▶ **Your instructions**:
Copy out all of the material exactly.

▶ **Given information**:

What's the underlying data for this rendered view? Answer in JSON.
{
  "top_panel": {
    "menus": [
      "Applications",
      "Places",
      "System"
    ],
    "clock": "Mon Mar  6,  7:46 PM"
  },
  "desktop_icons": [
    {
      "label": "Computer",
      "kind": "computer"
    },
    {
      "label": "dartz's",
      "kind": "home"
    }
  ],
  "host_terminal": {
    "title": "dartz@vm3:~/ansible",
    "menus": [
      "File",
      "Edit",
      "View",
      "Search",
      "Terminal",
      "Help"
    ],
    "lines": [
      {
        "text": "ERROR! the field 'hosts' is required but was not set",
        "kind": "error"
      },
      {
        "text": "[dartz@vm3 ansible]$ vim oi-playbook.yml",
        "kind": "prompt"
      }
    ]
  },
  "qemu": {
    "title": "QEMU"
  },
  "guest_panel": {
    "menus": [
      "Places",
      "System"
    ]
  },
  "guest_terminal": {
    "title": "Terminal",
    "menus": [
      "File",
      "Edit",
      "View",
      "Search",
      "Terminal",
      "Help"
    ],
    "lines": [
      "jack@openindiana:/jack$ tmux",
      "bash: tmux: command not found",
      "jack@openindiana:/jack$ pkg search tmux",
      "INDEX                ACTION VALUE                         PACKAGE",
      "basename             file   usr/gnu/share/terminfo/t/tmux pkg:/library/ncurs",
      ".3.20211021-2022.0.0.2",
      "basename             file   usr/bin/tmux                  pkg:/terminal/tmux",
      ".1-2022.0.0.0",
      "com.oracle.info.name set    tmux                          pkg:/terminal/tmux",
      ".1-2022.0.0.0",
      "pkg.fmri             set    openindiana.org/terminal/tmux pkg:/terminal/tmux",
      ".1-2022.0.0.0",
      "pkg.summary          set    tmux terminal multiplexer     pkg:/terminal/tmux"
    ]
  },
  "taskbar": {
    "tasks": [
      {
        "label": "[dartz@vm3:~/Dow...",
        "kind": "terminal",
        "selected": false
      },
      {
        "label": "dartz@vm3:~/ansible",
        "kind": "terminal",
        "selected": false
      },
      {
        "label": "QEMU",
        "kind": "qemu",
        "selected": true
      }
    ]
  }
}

▶ **Exercise result**:
What's the underlying data for this rendered view? Answer in JSON.
{
  "top_panel": {
    "menus": [
      "Applications",
      "Places",
      "System"
    ],
    "clock": "Mon Mar  6,  7:46 PM"
  },
  "desktop_icons": [
    {
      "label": "Computer",
      "kind": "computer"
    },
    {
      "label": "dartz's",
      "kind": "home"
    }
  ],
  "host_terminal": {
    "title": "dartz@vm3:~/ansible",
    "menus": [
      "File",
      "Edit",
      "View",
      "Search",
      "Terminal",
      "Help"
    ],
    "lines": [
      {
        "text": "ERROR! the field 'hosts' is required but was not set",
        "kind": "error"
      },
      {
        "text": "[dartz@vm3 ansible]$ vim oi-playbook.yml",
        "kind": "prompt"
      }
    ]
  },
  "qemu": {
    "title": "QEMU"
  },
  "guest_panel": {
    "menus": [
      "Places",
      "System"
    ]
  },
  "guest_terminal": {
    "title": "Terminal",
    "menus": [
      "File",
      "Edit",
      "View",
      "Search",
      "Terminal",
      "Help"
    ],
    "lines": [
      "jack@openindiana:/jack$ tmux",
      "bash: tmux: command not found",
      "jack@openindiana:/jack$ pkg search tmux",
      "INDEX                ACTION VALUE                         PACKAGE",
      "basename             file   usr/gnu/share/terminfo/t/tmux pkg:/library/ncurs",
      ".3.20211021-2022.0.0.2",
      "basename             file   usr/bin/tmux                  pkg:/terminal/tmux",
      ".1-2022.0.0.0",
      "com.oracle.info.name set    tmux                          pkg:/terminal/tmux",
      ".1-2022.0.0.0",
      "pkg.fmri             set    openindiana.org/terminal/tmux pkg:/terminal/tmux",
      ".1-2022.0.0.0",
      "pkg.summary          set    tmux terminal multiplexer     pkg:/terminal/tmux"
    ]
  },
  "taskbar": {
    "tasks": [
      {
        "label": "[dartz@vm3:~/Dow...",
        "kind": "terminal",
        "selected": false
      },
      {
        "label": "dartz@vm3:~/ansible",
        "kind": "terminal",
        "selected": false
      },
      {
        "label": "QEMU",
        "kind": "qemu",
        "selected": true
      }
    ]
  }
}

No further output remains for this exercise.